Copy out the lines that have "lezione" in them.

[Items listed in a dataset]
+--

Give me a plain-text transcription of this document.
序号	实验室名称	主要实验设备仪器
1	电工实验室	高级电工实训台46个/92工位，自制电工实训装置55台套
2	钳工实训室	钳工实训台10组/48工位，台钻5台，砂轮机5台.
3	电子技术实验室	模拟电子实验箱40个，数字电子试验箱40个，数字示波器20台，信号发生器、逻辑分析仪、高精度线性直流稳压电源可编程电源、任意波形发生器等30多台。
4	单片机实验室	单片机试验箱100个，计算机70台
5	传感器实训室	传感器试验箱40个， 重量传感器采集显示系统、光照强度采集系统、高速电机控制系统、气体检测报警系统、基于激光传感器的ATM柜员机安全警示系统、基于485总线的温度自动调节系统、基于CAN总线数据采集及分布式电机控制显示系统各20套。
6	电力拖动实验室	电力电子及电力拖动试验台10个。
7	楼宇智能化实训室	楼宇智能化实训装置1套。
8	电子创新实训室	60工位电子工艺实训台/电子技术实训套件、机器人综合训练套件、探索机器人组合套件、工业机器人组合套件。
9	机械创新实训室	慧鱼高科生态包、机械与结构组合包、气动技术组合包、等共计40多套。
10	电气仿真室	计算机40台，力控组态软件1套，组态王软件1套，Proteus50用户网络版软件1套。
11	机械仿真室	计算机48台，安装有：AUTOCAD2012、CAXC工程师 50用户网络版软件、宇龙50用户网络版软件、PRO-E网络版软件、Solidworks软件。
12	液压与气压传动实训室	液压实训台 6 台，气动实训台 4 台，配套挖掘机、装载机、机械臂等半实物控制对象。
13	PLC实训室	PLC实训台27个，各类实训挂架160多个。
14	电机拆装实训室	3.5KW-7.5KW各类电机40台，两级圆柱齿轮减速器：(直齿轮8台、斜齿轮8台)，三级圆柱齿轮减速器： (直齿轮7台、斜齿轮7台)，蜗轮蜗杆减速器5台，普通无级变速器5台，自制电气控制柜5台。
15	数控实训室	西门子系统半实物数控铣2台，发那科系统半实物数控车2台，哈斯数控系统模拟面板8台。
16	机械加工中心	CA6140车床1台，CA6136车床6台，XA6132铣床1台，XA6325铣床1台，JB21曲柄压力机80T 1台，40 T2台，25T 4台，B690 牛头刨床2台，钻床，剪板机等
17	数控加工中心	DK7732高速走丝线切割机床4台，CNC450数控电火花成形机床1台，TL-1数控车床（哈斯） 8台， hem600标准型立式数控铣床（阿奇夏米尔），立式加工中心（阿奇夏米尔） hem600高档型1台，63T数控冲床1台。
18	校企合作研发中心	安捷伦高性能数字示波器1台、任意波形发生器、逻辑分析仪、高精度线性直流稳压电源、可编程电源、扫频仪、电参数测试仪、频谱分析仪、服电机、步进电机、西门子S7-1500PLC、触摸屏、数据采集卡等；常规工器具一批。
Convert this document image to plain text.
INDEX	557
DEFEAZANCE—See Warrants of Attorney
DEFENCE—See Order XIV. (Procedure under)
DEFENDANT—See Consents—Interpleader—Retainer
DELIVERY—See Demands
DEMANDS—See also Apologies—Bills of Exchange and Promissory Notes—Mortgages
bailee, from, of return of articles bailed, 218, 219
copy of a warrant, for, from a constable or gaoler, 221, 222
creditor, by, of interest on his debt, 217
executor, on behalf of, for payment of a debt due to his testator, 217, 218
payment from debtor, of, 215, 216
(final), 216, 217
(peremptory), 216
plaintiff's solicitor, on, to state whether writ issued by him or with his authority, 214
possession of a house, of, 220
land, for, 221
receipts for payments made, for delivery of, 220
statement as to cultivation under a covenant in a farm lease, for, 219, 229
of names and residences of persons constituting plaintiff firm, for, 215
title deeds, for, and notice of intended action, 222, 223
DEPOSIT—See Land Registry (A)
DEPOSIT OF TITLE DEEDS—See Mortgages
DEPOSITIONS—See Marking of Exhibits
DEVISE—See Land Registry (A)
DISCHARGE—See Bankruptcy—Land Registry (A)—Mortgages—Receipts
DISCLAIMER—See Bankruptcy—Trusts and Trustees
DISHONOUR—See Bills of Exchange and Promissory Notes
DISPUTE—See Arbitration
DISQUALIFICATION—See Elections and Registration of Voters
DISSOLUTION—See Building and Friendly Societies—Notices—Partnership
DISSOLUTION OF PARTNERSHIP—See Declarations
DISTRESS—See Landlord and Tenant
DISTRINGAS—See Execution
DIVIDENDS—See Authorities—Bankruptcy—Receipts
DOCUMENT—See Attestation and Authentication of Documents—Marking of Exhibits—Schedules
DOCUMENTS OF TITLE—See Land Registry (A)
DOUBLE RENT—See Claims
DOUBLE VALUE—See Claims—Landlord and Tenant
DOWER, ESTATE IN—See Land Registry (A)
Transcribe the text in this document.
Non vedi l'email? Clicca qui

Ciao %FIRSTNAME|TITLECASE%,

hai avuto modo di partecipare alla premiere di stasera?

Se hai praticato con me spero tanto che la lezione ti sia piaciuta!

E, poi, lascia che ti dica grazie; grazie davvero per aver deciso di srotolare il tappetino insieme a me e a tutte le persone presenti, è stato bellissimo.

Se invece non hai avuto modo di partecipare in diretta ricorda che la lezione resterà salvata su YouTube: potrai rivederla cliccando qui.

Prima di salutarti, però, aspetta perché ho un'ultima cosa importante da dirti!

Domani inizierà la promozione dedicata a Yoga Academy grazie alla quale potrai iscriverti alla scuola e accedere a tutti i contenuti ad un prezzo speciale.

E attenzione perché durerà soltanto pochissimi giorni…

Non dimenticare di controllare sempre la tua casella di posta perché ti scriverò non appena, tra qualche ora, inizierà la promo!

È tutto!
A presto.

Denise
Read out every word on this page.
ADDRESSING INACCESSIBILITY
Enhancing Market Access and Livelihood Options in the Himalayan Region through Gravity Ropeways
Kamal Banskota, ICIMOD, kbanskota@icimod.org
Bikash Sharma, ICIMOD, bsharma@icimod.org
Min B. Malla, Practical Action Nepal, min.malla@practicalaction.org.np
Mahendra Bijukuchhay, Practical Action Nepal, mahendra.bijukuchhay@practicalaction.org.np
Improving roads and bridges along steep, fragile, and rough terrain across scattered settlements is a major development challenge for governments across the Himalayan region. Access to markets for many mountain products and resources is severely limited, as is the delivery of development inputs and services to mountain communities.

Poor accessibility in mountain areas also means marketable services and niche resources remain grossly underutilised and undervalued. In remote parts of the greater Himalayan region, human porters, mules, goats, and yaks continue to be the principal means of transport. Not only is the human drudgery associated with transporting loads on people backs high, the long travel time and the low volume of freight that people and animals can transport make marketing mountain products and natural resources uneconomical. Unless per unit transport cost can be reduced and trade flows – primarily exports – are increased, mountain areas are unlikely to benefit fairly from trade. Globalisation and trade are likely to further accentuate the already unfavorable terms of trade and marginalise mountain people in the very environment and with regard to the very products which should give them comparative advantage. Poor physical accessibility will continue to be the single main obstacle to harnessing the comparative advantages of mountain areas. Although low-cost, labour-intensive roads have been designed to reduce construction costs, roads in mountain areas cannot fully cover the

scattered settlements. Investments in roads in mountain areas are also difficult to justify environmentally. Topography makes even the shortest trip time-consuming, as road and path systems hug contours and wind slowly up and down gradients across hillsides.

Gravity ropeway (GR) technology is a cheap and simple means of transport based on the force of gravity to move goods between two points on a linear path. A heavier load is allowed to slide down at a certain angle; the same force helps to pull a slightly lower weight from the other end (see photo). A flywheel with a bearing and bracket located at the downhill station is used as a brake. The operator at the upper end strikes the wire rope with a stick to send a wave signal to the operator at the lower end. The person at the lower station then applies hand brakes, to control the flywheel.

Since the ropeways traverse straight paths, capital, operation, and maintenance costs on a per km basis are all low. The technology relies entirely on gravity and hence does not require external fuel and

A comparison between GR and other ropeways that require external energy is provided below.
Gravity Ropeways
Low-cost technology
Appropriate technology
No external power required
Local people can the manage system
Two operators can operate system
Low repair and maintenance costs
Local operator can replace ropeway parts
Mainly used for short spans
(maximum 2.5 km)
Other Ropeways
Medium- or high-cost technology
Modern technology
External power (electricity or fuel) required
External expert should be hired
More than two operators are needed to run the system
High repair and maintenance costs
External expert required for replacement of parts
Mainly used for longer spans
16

+--

_RESULT_.
Se hai praticato con me spero tanto che la lezione ti sia piaciuta!
Se invece non hai avuto modo di partecipare in diretta ricorda che la lezione resterà salvata su YouTube: potrai rivederla cliccando qui.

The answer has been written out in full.